Goal – All records below must be retyped exactly.

▬▬▬▬▬▬

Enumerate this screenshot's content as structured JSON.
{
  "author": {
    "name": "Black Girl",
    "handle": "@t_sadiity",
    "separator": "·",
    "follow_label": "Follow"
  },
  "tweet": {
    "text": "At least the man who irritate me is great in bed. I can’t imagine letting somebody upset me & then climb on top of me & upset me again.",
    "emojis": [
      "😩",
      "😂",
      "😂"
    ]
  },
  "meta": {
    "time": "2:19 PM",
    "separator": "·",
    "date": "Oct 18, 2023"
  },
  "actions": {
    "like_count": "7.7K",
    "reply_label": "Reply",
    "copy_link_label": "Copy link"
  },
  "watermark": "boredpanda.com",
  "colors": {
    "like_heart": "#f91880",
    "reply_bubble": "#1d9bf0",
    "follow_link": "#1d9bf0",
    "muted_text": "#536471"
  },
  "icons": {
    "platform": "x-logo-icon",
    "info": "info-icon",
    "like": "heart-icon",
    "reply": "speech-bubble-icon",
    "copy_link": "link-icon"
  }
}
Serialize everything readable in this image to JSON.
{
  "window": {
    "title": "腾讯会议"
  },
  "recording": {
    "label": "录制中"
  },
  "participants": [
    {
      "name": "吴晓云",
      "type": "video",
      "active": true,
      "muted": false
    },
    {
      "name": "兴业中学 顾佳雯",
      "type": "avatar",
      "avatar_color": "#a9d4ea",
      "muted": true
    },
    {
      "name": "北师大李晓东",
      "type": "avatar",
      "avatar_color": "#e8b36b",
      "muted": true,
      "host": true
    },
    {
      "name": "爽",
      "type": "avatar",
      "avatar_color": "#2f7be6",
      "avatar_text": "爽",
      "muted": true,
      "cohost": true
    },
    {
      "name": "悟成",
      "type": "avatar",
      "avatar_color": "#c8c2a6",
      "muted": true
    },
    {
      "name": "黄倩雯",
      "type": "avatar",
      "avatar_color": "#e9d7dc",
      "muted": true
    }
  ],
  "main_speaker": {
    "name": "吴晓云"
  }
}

▬▬▬▬▬▬

Answer for this exercise –
Enumerate this screenshot's content as structured JSON.
{
  "author": {
    "name": "Black Girl",
    "handle": "@t_sadiity",
    "separator": "·",
    "follow_label": "Follow"
  },
  "tweet": {
    "text": "At least the man who irritate me is great in bed. I can’t imagine letting somebody upset me & then climb on top of me & upset me again.",
    "emojis": [
      "😩",
      "😂",
      "😂"
    ]
  },
  "meta": {
    "time": "2:19 PM",
    "separator": "·",
    "date": "Oct 18, 2023"
  },
  "actions": {
    "like_count": "7.7K",
    "reply_label": "Reply",
    "copy_link_label": "Copy link"
  },
  "watermark": "boredpanda.com",
  "colors": {
    "like_heart": "#f91880",
    "reply_bubble": "#1d9bf0",
    "follow_link": "#1d9bf0",
    "muted_text": "#536471"
  },
  "icons": {
    "platform": "x-logo-icon",
    "info": "info-icon",
    "like": "heart-icon",
    "reply": "speech-bubble-icon",
    "copy_link": "link-icon"
  }
}
Serialize everything readable in this image to JSON.
{
  "window": {
    "title": "腾讯会议"
  },
  "recording": {
    "label": "录制中"
  },
  "participants": [
    {
      "name": "吴晓云",
      "type": "video",
      "active": true,
      "muted": false
    },
    {
      "name": "兴业中学 顾佳雯",
      "type": "avatar",
      "avatar_color": "#a9d4ea",
      "muted": true
    },
    {
      "name": "北师大李晓东",
      "type": "avatar",
      "avatar_color": "#e8b36b",
      "muted": true,
      "host": true
    },
    {
      "name": "爽",
      "type": "avatar",
      "avatar_color": "#2f7be6",
      "avatar_text": "爽",
      "muted": true,
      "cohost": true
    },
    {
      "name": "悟成",
      "type": "avatar",
      "avatar_color": "#c8c2a6",
      "muted": true
    },
    {
      "name": "黄倩雯",
      "type": "avatar",
      "avatar_color": "#e9d7dc",
      "muted": true
    }
  ],
  "main_speaker": {
    "name": "吴晓云"
  }
}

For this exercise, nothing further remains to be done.